== WORK TO BE COMPLETED ==
Wherever "Секція" appears in a line, list that line.

Begin GIVEN RECORDS

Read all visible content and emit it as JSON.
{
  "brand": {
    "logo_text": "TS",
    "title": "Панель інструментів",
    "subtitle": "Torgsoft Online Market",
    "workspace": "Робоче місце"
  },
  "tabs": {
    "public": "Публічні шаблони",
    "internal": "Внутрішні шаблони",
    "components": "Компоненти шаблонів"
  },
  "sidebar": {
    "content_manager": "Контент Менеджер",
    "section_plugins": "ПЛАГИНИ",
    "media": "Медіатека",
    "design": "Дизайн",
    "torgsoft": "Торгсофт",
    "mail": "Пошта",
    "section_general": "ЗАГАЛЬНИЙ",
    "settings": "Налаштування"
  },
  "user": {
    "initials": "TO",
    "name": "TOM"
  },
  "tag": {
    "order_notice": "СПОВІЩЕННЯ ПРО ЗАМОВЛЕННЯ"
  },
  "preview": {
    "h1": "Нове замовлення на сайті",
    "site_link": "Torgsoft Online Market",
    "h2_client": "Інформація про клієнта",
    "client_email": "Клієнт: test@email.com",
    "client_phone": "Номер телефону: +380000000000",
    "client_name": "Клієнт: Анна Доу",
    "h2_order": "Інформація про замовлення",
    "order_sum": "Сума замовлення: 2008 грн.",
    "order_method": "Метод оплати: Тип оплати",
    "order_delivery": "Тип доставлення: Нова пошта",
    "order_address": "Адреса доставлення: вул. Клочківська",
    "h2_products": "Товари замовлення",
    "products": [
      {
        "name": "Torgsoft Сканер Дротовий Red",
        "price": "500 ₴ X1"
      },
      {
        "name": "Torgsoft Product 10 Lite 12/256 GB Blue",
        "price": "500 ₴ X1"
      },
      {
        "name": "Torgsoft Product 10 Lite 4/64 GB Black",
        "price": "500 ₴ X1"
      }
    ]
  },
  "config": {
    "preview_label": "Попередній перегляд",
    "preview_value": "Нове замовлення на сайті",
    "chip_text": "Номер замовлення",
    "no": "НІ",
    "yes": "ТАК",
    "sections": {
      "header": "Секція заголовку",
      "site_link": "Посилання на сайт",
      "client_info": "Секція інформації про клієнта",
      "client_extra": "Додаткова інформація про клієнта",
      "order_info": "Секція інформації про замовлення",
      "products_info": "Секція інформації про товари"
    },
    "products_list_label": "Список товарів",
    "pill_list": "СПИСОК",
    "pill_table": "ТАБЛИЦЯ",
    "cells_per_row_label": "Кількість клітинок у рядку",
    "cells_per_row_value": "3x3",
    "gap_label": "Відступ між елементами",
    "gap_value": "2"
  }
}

End GIVEN RECORDS

== REPLY TO THE TASK ==
      "header": "Секція заголовку",
      "client_info": "Секція інформації про клієнта",
      "order_info": "Секція інформації про замовлення",
      "products_info": "Секція інформації про товари"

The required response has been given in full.